(A run of records)
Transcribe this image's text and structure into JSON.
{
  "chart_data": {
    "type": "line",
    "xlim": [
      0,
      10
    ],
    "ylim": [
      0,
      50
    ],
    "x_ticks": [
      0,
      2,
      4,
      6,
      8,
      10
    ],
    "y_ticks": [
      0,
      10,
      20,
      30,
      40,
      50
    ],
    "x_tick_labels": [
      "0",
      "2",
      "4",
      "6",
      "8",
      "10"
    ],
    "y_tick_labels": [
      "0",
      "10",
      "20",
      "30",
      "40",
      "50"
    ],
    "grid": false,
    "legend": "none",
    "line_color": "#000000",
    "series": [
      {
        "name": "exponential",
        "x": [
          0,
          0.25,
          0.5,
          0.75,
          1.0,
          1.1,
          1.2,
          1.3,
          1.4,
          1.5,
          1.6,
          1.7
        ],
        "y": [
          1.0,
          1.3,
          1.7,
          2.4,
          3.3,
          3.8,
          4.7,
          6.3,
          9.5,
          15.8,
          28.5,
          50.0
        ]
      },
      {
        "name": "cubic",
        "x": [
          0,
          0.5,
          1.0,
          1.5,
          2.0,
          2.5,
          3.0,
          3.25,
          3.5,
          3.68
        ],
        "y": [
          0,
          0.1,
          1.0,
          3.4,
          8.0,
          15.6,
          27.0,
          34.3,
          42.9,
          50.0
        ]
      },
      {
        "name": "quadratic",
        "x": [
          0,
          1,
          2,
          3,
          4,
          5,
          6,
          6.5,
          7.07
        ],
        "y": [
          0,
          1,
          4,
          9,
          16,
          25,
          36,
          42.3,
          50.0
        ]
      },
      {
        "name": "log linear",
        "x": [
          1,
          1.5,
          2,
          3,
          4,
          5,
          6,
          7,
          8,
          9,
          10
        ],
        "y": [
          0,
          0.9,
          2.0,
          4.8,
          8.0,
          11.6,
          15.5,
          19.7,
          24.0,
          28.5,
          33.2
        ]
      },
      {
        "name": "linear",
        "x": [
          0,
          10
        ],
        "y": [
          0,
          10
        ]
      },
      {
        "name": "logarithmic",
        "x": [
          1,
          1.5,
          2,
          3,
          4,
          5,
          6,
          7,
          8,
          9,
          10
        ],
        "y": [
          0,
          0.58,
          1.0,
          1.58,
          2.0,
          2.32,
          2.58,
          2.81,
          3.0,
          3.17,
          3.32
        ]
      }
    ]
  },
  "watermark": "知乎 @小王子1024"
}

• **Short problem**
Please quote the data above in full, with no line missing.

• **Correct result**
Transcribe this image's text and structure into JSON.
{
  "chart_data": {
    "type": "line",
    "xlim": [
      0,
      10
    ],
    "ylim": [
      0,
      50
    ],
    "x_ticks": [
      0,
      2,
      4,
      6,
      8,
      10
    ],
    "y_ticks": [
      0,
      10,
      20,
      30,
      40,
      50
    ],
    "x_tick_labels": [
      "0",
      "2",
      "4",
      "6",
      "8",
      "10"
    ],
    "y_tick_labels": [
      "0",
      "10",
      "20",
      "30",
      "40",
      "50"
    ],
    "grid": false,
    "legend": "none",
    "line_color": "#000000",
    "series": [
      {
        "name": "exponential",
        "x": [
          0,
          0.25,
          0.5,
          0.75,
          1.0,
          1.1,
          1.2,
          1.3,
          1.4,
          1.5,
          1.6,
          1.7
        ],
        "y": [
          1.0,
          1.3,
          1.7,
          2.4,
          3.3,
          3.8,
          4.7,
          6.3,
          9.5,
          15.8,
          28.5,
          50.0
        ]
      },
      {
        "name": "cubic",
        "x": [
          0,
          0.5,
          1.0,
          1.5,
          2.0,
          2.5,
          3.0,
          3.25,
          3.5,
          3.68
        ],
        "y": [
          0,
          0.1,
          1.0,
          3.4,
          8.0,
          15.6,
          27.0,
          34.3,
          42.9,
          50.0
        ]
      },
      {
        "name": "quadratic",
        "x": [
          0,
          1,
          2,
          3,
          4,
          5,
          6,
          6.5,
          7.07
        ],
        "y": [
          0,
          1,
          4,
          9,
          16,
          25,
          36,
          42.3,
          50.0
        ]
      },
      {
        "name": "log linear",
        "x": [
          1,
          1.5,
          2,
          3,
          4,
          5,
          6,
          7,
          8,
          9,
          10
        ],
        "y": [
          0,
          0.9,
          2.0,
          4.8,
          8.0,
          11.6,
          15.5,
          19.7,
          24.0,
          28.5,
          33.2
        ]
      },
      {
        "name": "linear",
        "x": [
          0,
          10
        ],
        "y": [
          0,
          10
        ]
      },
      {
        "name": "logarithmic",
        "x": [
          1,
          1.5,
          2,
          3,
          4,
          5,
          6,
          7,
          8,
          9,
          10
        ],
        "y": [
          0,
          0.58,
          1.0,
          1.58,
          2.0,
          2.32,
          2.58,
          2.81,
          3.0,
          3.17,
          3.32
        ]
      }
    ]
  },
  "watermark": "知乎 @小王子1024"
}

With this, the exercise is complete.